### Text segment
+ + +

Admittedly no affidavit in support of the verification was filed. The petitioner filed his written statement denying the various allegations made by respondent No. 1. The petitioner also challenged the maintainability of the election petition on certain grounds. Tn paragraph 6 of the written statement it was stated as follows:
  "That the election petition is not properly verified as required under the provision of law and the election petition is liable to be dismissed only on this ground because the same is not supported by an affidavit as required under the provisions of law." 
 

By the order dated the 14th of August, 1972, the Election Tribunal disallowed the objection of the petitioner about the non-maintainability of the election petition on the ground of improper verification and by the same order he allowed the prayer made on behalf of respondent No. 1 for recounting of votes. Being aggrieved by that order the petitioner filed C. W. J. C. No. 1085 of 1972 which was admitted on the 15th of November, 1972.
 

3. As stated in paragraph 18 of C. W. J. C. No. 1174 of 1972, on the 4th of September, 1972, an application was made by the petitioner before the Election Tribunal for adjournment of the case and for postponement of the recounting on the ground that the petitioner had filed a writ application before this Court. A certificate to that effect from the lawyer of the petitioner in the High Court was filed. It is alleged that when the case was called out by the Election Tribunal at about 2 p. m. on the 4th of September, 1972, a petition for time was moved but no order was passed as the Election Tribunal was busy otherwise. It is further alleged that the Tribunal observed that the petitioner would be sent for if required. Accordingly the peti

tioner came to the Bar library and the petitioner's lawyer with the leave of the Election Tribunal went to attend another case before the District Judge, Gaya, which had been taken up. Subsequently when the petitioner along with his lawyer Sri Akhileshwar Prasad Sinna came to the Court of the Election Tribunal at 3.40 p. m. they were surprised to find that behind the back of the petitioner and his lawyer and without intimation to them the Election Tribunal bad taken up the recounting of votes without disposing of the petitioner's prayer for time. An objection was taken by the petitioner but to no effect. According to the petitioner, the recounting proceeded even after 4.30 p. m. and the Election Tribunal illegally and mala fide took out 22 ballots out of 92 rejected ballots of Kuinbar booth and one rejected ballot from Maira Portable booth and declared the same as valid in favour of respondent No. 1. The Election Tribunal further discarded two ballots from Kuinbar booth and one ballot from Maira Portable booth in favour of the petitioner and declared respondent No. 1 to have been elected at 6 p. m. that day. A copy of the order dated the 4th of September, 1972, passed by the Election Tribunal has been made Annexure '5', and it is the subject-matter of challenge in C. W. J. C. No. 1174 of 1972.

+ + +

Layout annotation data
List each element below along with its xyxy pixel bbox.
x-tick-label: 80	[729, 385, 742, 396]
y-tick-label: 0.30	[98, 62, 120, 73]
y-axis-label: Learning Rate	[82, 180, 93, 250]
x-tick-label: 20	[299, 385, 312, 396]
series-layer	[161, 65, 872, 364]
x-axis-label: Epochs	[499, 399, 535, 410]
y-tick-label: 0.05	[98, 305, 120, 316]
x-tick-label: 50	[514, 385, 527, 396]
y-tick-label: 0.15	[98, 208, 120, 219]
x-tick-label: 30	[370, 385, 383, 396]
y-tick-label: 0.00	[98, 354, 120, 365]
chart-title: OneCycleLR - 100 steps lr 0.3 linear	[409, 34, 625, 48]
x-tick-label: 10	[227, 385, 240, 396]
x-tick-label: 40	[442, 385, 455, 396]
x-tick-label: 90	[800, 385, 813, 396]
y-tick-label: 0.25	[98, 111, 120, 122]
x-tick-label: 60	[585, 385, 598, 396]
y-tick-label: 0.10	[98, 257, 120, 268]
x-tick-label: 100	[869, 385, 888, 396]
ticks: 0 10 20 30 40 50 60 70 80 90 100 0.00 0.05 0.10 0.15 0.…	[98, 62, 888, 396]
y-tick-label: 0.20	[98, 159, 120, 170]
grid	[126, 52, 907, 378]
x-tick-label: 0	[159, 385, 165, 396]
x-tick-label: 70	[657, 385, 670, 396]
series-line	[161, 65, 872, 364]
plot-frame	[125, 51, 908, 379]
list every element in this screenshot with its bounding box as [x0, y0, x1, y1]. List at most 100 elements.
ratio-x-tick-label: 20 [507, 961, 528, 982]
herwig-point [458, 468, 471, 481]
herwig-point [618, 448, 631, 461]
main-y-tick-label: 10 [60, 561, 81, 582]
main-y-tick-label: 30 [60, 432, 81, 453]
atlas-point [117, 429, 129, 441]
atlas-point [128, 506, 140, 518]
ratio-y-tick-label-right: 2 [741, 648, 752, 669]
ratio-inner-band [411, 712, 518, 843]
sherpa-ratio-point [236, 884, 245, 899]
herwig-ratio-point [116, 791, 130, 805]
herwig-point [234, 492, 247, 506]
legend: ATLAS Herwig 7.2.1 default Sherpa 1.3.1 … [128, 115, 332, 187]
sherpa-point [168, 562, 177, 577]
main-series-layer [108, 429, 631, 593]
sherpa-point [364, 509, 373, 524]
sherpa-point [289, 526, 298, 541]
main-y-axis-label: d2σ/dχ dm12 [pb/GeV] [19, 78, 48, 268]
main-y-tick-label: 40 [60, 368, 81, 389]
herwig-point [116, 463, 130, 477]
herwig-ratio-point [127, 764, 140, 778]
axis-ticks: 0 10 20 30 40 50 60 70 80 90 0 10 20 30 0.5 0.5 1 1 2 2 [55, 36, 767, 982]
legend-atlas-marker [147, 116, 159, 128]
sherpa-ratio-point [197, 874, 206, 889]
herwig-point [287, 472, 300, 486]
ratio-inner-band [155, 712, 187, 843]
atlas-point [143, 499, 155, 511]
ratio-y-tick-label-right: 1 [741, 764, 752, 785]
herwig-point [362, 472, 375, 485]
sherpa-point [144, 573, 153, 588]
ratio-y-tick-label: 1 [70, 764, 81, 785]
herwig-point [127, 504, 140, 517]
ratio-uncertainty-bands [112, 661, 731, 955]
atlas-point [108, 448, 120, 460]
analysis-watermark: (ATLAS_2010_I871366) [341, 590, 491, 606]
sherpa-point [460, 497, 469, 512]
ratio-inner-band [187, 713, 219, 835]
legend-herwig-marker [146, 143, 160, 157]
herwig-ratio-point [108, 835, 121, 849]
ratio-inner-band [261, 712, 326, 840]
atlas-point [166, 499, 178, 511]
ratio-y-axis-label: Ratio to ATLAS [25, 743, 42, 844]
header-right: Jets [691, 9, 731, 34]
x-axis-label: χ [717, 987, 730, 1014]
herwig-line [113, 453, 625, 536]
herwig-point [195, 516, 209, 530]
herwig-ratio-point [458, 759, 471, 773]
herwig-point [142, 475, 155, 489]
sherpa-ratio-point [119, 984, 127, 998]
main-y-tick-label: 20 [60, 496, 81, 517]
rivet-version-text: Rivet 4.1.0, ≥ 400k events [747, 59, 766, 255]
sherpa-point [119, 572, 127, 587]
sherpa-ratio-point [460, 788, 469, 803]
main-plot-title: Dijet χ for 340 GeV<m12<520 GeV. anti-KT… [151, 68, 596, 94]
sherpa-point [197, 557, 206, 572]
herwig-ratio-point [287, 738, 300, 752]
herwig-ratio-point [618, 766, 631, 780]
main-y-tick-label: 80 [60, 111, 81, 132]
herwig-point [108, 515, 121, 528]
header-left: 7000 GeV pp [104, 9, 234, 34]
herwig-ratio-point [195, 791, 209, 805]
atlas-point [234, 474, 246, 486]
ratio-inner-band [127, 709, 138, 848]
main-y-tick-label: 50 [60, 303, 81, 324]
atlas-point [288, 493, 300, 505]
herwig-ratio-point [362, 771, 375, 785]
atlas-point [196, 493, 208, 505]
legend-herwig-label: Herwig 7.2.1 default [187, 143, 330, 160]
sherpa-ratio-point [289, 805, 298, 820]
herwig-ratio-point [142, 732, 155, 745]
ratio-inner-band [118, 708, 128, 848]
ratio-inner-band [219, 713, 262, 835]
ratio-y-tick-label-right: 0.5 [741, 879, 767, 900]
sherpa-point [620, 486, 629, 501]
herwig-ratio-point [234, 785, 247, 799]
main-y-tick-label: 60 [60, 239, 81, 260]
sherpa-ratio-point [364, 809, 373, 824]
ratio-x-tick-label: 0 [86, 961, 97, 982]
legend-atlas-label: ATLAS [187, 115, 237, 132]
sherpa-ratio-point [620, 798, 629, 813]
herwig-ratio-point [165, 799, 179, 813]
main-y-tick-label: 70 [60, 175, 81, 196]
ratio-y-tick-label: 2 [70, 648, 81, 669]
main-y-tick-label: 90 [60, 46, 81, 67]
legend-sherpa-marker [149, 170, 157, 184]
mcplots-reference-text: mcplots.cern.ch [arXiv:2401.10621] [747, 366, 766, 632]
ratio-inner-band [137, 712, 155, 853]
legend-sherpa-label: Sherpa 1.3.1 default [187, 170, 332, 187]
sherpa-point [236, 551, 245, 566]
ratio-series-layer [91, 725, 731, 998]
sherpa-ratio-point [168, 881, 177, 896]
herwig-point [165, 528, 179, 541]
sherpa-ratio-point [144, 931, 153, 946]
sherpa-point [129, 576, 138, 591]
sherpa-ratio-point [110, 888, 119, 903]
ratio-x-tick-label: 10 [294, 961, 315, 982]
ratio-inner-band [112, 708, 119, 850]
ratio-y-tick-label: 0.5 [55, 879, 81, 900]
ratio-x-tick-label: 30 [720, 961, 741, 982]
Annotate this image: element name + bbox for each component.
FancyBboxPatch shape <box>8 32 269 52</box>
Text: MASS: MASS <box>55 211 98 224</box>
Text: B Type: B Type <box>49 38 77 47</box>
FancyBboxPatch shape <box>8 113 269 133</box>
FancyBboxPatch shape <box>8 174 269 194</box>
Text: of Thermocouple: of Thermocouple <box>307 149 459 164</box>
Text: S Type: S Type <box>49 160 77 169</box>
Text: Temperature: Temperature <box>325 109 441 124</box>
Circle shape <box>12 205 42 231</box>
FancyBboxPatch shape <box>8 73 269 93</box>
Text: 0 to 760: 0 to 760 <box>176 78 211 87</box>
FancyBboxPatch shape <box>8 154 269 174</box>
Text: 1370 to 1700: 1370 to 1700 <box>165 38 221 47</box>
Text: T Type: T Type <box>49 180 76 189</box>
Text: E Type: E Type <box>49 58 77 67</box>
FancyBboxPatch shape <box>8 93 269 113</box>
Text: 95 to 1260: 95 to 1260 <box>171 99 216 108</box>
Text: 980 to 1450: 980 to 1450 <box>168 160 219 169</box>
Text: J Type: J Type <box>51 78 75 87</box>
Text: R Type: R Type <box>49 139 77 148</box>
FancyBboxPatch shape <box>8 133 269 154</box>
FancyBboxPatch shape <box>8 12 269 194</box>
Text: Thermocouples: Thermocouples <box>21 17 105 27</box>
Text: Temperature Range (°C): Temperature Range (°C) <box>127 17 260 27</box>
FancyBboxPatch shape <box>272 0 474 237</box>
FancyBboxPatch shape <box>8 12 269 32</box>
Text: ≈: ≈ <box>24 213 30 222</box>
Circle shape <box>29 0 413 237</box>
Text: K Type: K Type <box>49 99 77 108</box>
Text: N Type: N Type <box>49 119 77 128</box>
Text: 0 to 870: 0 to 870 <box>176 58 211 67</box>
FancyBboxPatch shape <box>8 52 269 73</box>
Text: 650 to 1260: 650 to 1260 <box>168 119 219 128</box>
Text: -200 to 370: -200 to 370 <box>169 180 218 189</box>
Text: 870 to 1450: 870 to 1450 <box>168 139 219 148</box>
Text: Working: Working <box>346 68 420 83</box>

+ + +

### Problem set
- a) Answer these questions using the election case excerpt.
(i) On what date did the Election Tribunal disallow the petitioner's objection about improper verification?
(ii) At what time did the petitioner and his lawyer come to the Court of the Election Tribunal on the 4th of September, 1972?
(iii) At what time was respondent No. 1 declared elected that day?
- b) Copy the stretch of the election case excerpt from "By the order" through "of November, 1972." without any changes.

### The replies
- a)
(i) The 14th of August, 1972.
(ii) At 3.40 p. m.
(iii) At 6 p. m.

- b)
By the order dated the 14th of August, 1972, the Election Tribunal disallowed the objection of the petitioner about the non-maintainability of the election petition on the ground of improper verification and by the same order he allowed the prayer made on behalf of respondent No. 1 for recounting of votes. Being aggrieved by that order the petitioner filed C. W. J. C. No. 1085 of 1972 which was admitted on the 15th of November, 1972.